* **TASK TO CARRY OUT**: Please rewrite everything from the first line down to the line containing "y-tick-label: 600 — [24, 96, 35, 102]", swapping "point" for "marker" and keeping all else the same.

* **ENTRIES**:
■ ■ ■ ■
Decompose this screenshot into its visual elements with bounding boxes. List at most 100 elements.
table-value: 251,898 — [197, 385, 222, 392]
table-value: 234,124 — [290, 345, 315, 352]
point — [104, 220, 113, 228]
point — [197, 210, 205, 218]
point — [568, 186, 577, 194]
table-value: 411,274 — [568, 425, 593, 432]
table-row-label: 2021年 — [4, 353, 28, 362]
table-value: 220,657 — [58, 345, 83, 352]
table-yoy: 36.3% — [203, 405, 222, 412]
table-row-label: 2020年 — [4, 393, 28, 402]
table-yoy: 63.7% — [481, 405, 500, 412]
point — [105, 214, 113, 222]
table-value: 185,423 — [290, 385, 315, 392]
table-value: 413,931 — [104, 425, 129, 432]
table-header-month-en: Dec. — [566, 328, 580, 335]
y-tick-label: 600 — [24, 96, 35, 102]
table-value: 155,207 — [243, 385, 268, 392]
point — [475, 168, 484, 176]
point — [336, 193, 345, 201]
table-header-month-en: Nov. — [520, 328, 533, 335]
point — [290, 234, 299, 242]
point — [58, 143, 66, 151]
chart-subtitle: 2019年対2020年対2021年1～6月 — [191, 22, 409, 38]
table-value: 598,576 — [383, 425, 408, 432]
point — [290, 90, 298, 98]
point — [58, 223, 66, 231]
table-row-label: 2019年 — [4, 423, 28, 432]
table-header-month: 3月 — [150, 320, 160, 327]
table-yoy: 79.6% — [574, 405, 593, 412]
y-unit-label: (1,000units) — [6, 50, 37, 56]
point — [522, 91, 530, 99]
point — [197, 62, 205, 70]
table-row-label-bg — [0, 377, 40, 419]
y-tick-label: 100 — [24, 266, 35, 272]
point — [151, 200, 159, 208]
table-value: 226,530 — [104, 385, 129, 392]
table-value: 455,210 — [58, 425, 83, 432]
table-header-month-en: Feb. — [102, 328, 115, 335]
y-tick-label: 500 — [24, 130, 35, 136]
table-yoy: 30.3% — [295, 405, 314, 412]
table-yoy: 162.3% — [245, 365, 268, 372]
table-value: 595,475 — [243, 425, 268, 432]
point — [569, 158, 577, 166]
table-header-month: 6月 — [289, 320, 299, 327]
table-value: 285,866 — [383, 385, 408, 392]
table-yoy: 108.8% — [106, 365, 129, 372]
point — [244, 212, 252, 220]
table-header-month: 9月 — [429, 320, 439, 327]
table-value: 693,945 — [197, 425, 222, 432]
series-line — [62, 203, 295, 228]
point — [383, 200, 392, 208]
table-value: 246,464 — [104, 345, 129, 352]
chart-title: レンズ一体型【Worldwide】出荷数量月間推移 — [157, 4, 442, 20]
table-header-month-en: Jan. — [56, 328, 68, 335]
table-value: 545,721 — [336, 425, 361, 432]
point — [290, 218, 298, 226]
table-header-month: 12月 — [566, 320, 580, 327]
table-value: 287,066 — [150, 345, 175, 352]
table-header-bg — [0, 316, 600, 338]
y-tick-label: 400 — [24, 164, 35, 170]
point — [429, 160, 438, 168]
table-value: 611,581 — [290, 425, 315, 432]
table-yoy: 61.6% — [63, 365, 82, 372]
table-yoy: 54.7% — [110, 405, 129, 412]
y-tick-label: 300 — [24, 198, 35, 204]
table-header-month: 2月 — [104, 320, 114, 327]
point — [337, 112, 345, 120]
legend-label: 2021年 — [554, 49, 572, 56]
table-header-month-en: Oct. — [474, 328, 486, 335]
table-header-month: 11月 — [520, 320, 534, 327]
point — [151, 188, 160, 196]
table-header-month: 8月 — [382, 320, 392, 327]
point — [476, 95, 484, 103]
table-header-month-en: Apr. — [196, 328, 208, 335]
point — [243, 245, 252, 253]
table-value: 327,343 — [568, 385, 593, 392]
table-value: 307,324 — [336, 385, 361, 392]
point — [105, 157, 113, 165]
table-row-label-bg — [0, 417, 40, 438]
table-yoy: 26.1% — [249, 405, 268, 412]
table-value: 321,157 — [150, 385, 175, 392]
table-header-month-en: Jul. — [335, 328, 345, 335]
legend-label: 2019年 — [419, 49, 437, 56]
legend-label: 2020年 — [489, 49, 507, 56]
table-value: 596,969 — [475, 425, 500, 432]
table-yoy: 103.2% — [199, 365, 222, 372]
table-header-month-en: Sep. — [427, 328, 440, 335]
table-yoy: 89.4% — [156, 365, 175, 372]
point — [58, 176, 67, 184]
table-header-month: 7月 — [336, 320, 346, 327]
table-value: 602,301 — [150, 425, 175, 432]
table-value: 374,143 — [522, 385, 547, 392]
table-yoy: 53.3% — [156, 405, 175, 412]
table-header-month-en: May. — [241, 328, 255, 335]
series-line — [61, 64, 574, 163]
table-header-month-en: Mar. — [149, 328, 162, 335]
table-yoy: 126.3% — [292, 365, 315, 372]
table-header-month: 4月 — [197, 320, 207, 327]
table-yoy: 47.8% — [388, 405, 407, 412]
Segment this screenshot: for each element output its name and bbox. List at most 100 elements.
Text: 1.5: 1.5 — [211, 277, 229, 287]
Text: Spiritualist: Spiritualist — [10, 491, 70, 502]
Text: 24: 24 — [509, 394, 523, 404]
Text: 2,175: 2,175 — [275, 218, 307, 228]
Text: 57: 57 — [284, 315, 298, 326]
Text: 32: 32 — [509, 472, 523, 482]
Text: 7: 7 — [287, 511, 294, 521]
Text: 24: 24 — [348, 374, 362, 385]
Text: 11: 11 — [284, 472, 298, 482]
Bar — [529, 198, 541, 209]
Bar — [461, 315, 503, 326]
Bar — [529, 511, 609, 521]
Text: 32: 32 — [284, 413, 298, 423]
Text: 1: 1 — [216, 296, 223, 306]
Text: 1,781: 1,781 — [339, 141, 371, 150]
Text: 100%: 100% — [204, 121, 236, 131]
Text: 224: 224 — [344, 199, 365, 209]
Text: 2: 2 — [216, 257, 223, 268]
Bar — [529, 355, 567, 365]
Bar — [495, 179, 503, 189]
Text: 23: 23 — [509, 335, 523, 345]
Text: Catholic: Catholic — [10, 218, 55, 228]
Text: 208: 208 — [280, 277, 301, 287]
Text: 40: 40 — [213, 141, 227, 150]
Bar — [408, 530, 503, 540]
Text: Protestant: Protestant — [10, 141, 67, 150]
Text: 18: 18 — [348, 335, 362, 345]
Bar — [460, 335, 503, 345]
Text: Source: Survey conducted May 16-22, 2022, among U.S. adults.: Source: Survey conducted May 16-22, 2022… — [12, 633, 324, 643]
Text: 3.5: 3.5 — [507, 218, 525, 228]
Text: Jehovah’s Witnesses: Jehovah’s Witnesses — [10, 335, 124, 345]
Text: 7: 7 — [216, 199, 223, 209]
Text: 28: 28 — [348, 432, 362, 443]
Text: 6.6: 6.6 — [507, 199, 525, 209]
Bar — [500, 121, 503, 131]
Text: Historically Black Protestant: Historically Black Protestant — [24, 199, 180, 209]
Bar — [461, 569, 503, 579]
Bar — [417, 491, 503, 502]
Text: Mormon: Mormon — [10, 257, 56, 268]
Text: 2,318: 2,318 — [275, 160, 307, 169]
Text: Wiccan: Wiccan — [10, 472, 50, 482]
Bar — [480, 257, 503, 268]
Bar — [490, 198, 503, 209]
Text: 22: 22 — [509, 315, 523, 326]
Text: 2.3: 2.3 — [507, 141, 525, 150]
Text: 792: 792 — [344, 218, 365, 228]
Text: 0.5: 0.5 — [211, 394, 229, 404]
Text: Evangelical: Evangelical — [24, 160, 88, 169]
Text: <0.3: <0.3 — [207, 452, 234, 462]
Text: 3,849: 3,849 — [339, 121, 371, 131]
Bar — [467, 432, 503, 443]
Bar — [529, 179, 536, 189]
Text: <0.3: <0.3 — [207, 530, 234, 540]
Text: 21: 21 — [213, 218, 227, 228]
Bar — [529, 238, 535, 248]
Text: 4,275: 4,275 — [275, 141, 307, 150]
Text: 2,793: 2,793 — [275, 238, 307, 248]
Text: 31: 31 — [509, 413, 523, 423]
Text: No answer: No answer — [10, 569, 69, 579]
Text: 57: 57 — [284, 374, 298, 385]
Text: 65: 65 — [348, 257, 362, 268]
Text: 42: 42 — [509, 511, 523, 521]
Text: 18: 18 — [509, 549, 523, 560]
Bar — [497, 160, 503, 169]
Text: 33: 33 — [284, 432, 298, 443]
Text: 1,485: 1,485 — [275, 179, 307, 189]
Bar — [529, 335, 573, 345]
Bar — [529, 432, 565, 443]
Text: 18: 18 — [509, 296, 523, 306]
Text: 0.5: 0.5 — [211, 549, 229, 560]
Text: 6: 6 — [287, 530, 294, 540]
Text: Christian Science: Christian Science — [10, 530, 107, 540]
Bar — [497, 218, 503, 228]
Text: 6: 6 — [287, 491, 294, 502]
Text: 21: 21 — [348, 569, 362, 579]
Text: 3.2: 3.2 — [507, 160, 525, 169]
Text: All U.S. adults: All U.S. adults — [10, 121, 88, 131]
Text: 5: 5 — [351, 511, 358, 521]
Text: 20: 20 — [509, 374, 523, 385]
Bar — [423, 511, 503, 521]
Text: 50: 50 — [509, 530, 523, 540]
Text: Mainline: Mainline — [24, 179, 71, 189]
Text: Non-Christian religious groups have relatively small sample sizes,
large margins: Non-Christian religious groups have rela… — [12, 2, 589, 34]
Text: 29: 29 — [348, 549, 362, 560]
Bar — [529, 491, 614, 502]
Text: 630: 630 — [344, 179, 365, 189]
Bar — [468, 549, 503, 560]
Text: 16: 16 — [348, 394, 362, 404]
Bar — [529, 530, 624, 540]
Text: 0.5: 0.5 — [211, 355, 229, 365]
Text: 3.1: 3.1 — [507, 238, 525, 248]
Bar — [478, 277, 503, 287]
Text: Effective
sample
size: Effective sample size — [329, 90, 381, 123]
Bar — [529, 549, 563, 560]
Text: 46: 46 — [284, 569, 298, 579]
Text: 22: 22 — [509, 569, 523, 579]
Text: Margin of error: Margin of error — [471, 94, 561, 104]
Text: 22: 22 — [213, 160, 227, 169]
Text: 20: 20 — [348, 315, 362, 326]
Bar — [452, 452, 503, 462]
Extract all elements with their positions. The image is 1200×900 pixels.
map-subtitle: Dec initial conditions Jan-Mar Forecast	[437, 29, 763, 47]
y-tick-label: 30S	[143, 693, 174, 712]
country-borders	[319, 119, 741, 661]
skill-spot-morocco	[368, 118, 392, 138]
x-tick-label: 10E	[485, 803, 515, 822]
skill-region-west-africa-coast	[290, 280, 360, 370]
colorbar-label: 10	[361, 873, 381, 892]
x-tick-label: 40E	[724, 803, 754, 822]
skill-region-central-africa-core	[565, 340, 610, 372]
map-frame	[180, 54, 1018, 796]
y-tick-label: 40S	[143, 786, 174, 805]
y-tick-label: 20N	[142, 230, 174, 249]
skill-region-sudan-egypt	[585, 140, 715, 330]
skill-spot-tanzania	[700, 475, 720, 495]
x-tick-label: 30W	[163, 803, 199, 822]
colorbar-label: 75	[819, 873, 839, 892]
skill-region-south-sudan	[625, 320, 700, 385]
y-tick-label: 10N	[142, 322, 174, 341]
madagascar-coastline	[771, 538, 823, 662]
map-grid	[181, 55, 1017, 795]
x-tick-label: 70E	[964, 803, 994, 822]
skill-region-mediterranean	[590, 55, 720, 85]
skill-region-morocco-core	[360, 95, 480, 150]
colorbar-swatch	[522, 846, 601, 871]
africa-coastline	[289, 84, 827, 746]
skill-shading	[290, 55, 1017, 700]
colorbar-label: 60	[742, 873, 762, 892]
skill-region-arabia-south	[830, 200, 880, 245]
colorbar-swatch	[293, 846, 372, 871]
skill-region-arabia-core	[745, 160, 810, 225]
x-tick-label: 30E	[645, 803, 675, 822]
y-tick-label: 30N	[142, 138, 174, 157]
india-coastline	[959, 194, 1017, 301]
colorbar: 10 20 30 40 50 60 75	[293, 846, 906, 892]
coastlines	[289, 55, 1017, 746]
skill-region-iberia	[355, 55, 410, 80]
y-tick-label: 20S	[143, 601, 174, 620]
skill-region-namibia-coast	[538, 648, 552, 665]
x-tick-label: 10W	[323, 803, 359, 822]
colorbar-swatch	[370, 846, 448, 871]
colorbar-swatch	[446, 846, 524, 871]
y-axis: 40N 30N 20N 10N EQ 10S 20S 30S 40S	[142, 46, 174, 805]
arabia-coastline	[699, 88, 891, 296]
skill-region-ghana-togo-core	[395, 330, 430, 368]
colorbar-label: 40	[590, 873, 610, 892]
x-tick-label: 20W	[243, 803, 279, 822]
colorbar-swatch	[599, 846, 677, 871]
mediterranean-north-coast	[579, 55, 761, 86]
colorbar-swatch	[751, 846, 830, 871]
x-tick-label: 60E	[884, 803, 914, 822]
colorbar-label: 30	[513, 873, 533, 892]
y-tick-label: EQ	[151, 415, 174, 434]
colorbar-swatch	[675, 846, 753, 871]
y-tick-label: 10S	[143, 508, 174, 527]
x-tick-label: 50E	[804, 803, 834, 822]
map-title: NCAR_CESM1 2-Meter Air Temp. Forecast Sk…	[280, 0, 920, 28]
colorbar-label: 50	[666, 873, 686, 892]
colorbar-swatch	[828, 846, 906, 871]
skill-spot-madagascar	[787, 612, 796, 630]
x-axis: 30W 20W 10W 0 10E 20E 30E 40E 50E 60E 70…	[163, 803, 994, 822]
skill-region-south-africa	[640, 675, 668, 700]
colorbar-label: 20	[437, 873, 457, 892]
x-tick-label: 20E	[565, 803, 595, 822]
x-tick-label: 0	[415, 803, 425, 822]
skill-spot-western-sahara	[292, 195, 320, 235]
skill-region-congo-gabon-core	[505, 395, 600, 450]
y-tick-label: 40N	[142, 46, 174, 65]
■ ■ ■ ■
* **FINAL RESULT**:
Decompose this screenshot into its visual elements with bounding boxes. List at most 100 elements.
table-value: 251,898 — [197, 385, 222, 392]
table-value: 234,124 — [290, 345, 315, 352]
marker — [104, 220, 113, 228]
marker — [197, 210, 205, 218]
marker — [568, 186, 577, 194]
table-value: 411,274 — [568, 425, 593, 432]
table-row-label: 2021年 — [4, 353, 28, 362]
table-value: 220,657 — [58, 345, 83, 352]
table-yoy: 36.3% — [203, 405, 222, 412]
table-row-label: 2020年 — [4, 393, 28, 402]
table-yoy: 63.7% — [481, 405, 500, 412]
marker — [105, 214, 113, 222]
table-value: 185,423 — [290, 385, 315, 392]
table-value: 413,931 — [104, 425, 129, 432]
table-header-month-en: Dec. — [566, 328, 580, 335]
y-tick-label: 600 — [24, 96, 35, 102]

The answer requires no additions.